**Records from a dataset:**

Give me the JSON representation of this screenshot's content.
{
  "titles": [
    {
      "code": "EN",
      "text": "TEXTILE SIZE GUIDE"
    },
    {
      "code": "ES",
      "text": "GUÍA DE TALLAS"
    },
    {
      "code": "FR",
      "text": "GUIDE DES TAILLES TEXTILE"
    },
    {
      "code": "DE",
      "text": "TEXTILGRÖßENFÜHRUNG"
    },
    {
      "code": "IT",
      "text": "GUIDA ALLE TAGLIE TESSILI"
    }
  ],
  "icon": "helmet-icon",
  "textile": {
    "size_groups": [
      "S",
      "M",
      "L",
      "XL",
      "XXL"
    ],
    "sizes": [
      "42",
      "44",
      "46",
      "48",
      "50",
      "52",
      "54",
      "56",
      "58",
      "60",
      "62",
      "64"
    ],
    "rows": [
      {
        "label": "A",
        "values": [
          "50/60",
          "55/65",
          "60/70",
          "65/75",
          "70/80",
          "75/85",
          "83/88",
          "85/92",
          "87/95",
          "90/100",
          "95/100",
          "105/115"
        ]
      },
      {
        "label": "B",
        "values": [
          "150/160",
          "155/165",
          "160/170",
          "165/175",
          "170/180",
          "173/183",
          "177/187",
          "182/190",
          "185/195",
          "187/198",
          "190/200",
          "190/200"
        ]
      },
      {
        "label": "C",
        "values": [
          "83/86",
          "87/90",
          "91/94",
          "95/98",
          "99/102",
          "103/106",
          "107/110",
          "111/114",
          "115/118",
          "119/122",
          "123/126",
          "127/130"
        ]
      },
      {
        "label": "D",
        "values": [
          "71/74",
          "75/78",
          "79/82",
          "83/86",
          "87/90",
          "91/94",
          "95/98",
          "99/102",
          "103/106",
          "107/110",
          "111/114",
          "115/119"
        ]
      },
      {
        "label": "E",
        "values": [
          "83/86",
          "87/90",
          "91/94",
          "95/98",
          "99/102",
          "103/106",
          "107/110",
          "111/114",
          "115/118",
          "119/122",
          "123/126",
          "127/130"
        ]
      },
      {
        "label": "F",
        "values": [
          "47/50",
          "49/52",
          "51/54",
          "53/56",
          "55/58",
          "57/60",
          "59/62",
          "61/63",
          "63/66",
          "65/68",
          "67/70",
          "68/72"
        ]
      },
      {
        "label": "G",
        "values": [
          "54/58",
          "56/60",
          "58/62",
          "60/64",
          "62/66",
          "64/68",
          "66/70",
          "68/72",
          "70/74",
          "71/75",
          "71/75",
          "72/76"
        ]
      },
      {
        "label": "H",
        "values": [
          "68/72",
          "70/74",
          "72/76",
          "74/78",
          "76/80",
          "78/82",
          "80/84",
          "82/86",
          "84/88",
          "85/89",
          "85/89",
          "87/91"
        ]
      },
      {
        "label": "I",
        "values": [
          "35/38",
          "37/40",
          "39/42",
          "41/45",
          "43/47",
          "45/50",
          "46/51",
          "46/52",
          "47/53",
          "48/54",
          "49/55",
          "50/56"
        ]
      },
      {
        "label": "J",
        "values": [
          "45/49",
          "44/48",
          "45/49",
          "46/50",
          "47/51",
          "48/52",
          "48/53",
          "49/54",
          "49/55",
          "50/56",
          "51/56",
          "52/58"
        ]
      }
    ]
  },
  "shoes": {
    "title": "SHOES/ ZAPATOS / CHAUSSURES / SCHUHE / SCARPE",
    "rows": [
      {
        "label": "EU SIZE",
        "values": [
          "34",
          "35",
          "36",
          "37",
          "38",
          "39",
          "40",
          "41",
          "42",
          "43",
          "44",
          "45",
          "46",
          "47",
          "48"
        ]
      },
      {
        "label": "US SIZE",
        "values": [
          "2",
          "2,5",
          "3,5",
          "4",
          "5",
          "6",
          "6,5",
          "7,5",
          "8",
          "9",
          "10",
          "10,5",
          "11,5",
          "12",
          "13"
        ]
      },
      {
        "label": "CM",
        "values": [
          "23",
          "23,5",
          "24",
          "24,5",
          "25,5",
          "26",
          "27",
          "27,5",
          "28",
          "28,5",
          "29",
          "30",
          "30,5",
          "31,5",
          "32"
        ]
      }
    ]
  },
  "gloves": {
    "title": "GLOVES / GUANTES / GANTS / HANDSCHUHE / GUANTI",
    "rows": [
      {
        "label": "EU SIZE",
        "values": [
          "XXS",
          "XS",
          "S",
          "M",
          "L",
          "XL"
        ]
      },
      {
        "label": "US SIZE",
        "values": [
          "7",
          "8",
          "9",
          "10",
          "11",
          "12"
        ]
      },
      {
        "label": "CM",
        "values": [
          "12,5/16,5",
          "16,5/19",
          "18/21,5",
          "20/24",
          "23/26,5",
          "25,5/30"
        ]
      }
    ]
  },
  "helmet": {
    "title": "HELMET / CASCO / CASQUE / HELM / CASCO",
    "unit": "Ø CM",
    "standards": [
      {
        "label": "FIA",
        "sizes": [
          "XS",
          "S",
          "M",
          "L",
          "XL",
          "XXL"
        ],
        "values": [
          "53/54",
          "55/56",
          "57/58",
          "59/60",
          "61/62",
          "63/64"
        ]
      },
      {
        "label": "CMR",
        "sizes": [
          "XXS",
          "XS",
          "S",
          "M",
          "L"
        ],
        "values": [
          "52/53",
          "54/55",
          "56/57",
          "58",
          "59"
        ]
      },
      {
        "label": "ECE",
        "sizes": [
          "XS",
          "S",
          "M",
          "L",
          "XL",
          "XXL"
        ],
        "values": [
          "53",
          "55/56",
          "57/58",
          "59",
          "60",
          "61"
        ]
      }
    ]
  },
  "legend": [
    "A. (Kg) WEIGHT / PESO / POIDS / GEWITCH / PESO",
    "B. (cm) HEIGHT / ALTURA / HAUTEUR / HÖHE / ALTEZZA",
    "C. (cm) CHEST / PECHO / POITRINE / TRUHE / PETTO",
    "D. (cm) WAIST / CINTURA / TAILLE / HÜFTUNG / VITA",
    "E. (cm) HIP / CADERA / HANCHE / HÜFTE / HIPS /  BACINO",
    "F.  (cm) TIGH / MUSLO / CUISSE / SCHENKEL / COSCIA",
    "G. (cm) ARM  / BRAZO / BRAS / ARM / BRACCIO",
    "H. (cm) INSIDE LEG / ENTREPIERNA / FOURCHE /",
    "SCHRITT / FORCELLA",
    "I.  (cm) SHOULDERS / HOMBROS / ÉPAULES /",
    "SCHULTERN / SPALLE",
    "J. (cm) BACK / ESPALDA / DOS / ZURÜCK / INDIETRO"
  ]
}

**Exercise goal:** Transcribe all of the entries without altering anything.

**Result:**
Give me the JSON representation of this screenshot's content.
{
  "titles": [
    {
      "code": "EN",
      "text": "TEXTILE SIZE GUIDE"
    },
    {
      "code": "ES",
      "text": "GUÍA DE TALLAS"
    },
    {
      "code": "FR",
      "text": "GUIDE DES TAILLES TEXTILE"
    },
    {
      "code": "DE",
      "text": "TEXTILGRÖßENFÜHRUNG"
    },
    {
      "code": "IT",
      "text": "GUIDA ALLE TAGLIE TESSILI"
    }
  ],
  "icon": "helmet-icon",
  "textile": {
    "size_groups": [
      "S",
      "M",
      "L",
      "XL",
      "XXL"
    ],
    "sizes": [
      "42",
      "44",
      "46",
      "48",
      "50",
      "52",
      "54",
      "56",
      "58",
      "60",
      "62",
      "64"
    ],
    "rows": [
      {
        "label": "A",
        "values": [
          "50/60",
          "55/65",
          "60/70",
          "65/75",
          "70/80",
          "75/85",
          "83/88",
          "85/92",
          "87/95",
          "90/100",
          "95/100",
          "105/115"
        ]
      },
      {
        "label": "B",
        "values": [
          "150/160",
          "155/165",
          "160/170",
          "165/175",
          "170/180",
          "173/183",
          "177/187",
          "182/190",
          "185/195",
          "187/198",
          "190/200",
          "190/200"
        ]
      },
      {
        "label": "C",
        "values": [
          "83/86",
          "87/90",
          "91/94",
          "95/98",
          "99/102",
          "103/106",
          "107/110",
          "111/114",
          "115/118",
          "119/122",
          "123/126",
          "127/130"
        ]
      },
      {
        "label": "D",
        "values": [
          "71/74",
          "75/78",
          "79/82",
          "83/86",
          "87/90",
          "91/94",
          "95/98",
          "99/102",
          "103/106",
          "107/110",
          "111/114",
          "115/119"
        ]
      },
      {
        "label": "E",
        "values": [
          "83/86",
          "87/90",
          "91/94",
          "95/98",
          "99/102",
          "103/106",
          "107/110",
          "111/114",
          "115/118",
          "119/122",
          "123/126",
          "127/130"
        ]
      },
      {
        "label": "F",
        "values": [
          "47/50",
          "49/52",
          "51/54",
          "53/56",
          "55/58",
          "57/60",
          "59/62",
          "61/63",
          "63/66",
          "65/68",
          "67/70",
          "68/72"
        ]
      },
      {
        "label": "G",
        "values": [
          "54/58",
          "56/60",
          "58/62",
          "60/64",
          "62/66",
          "64/68",
          "66/70",
          "68/72",
          "70/74",
          "71/75",
          "71/75",
          "72/76"
        ]
      },
      {
        "label": "H",
        "values": [
          "68/72",
          "70/74",
          "72/76",
          "74/78",
          "76/80",
          "78/82",
          "80/84",
          "82/86",
          "84/88",
          "85/89",
          "85/89",
          "87/91"
        ]
      },
      {
        "label": "I",
        "values": [
          "35/38",
          "37/40",
          "39/42",
          "41/45",
          "43/47",
          "45/50",
          "46/51",
          "46/52",
          "47/53",
          "48/54",
          "49/55",
          "50/56"
        ]
      },
      {
        "label": "J",
        "values": [
          "45/49",
          "44/48",
          "45/49",
          "46/50",
          "47/51",
          "48/52",
          "48/53",
          "49/54",
          "49/55",
          "50/56",
          "51/56",
          "52/58"
        ]
      }
    ]
  },
  "shoes": {
    "title": "SHOES/ ZAPATOS / CHAUSSURES / SCHUHE / SCARPE",
    "rows": [
      {
        "label": "EU SIZE",
        "values": [
          "34",
          "35",
          "36",
          "37",
          "38",
          "39",
          "40",
          "41",
          "42",
          "43",
          "44",
          "45",
          "46",
          "47",
          "48"
        ]
      },
      {
        "label": "US SIZE",
        "values": [
          "2",
          "2,5",
          "3,5",
          "4",
          "5",
          "6",
          "6,5",
          "7,5",
          "8",
          "9",
          "10",
          "10,5",
          "11,5",
          "12",
          "13"
        ]
      },
      {
        "label": "CM",
        "values": [
          "23",
          "23,5",
          "24",
          "24,5",
          "25,5",
          "26",
          "27",
          "27,5",
          "28",
          "28,5",
          "29",
          "30",
          "30,5",
          "31,5",
          "32"
        ]
      }
    ]
  },
  "gloves": {
    "title": "GLOVES / GUANTES / GANTS / HANDSCHUHE / GUANTI",
    "rows": [
      {
        "label": "EU SIZE",
        "values": [
          "XXS",
          "XS",
          "S",
          "M",
          "L",
          "XL"
        ]
      },
      {
        "label": "US SIZE",
        "values": [
          "7",
          "8",
          "9",
          "10",
          "11",
          "12"
        ]
      },
      {
        "label": "CM",
        "values": [
          "12,5/16,5",
          "16,5/19",
          "18/21,5",
          "20/24",
          "23/26,5",
          "25,5/30"
        ]
      }
    ]
  },
  "helmet": {
    "title": "HELMET / CASCO / CASQUE / HELM / CASCO",
    "unit": "Ø CM",
    "standards": [
      {
        "label": "FIA",
        "sizes": [
          "XS",
          "S",
          "M",
          "L",
          "XL",
          "XXL"
        ],
        "values": [
          "53/54",
          "55/56",
          "57/58",
          "59/60",
          "61/62",
          "63/64"
        ]
      },
      {
        "label": "CMR",
        "sizes": [
          "XXS",
          "XS",
          "S",
          "M",
          "L"
        ],
        "values": [
          "52/53",
          "54/55",
          "56/57",
          "58",
          "59"
        ]
      },
      {
        "label": "ECE",
        "sizes": [
          "XS",
          "S",
          "M",
          "L",
          "XL",
          "XXL"
        ],
        "values": [
          "53",
          "55/56",
          "57/58",
          "59",
          "60",
          "61"
        ]
      }
    ]
  },
  "legend": [
    "A. (Kg) WEIGHT / PESO / POIDS / GEWITCH / PESO",
    "B. (cm) HEIGHT / ALTURA / HAUTEUR / HÖHE / ALTEZZA",
    "C. (cm) CHEST / PECHO / POITRINE / TRUHE / PETTO",
    "D. (cm) WAIST / CINTURA / TAILLE / HÜFTUNG / VITA",
    "E. (cm) HIP / CADERA / HANCHE / HÜFTE / HIPS /  BACINO",
    "F.  (cm) TIGH / MUSLO / CUISSE / SCHENKEL / COSCIA",
    "G. (cm) ARM  / BRAZO / BRAS / ARM / BRACCIO",
    "H. (cm) INSIDE LEG / ENTREPIERNA / FOURCHE /",
    "SCHRITT / FORCELLA",
    "I.  (cm) SHOULDERS / HOMBROS / ÉPAULES /",
    "SCHULTERN / SPALLE",
    "J. (cm) BACK / ESPALDA / DOS / ZURÜCK / INDIETRO"
  ]
}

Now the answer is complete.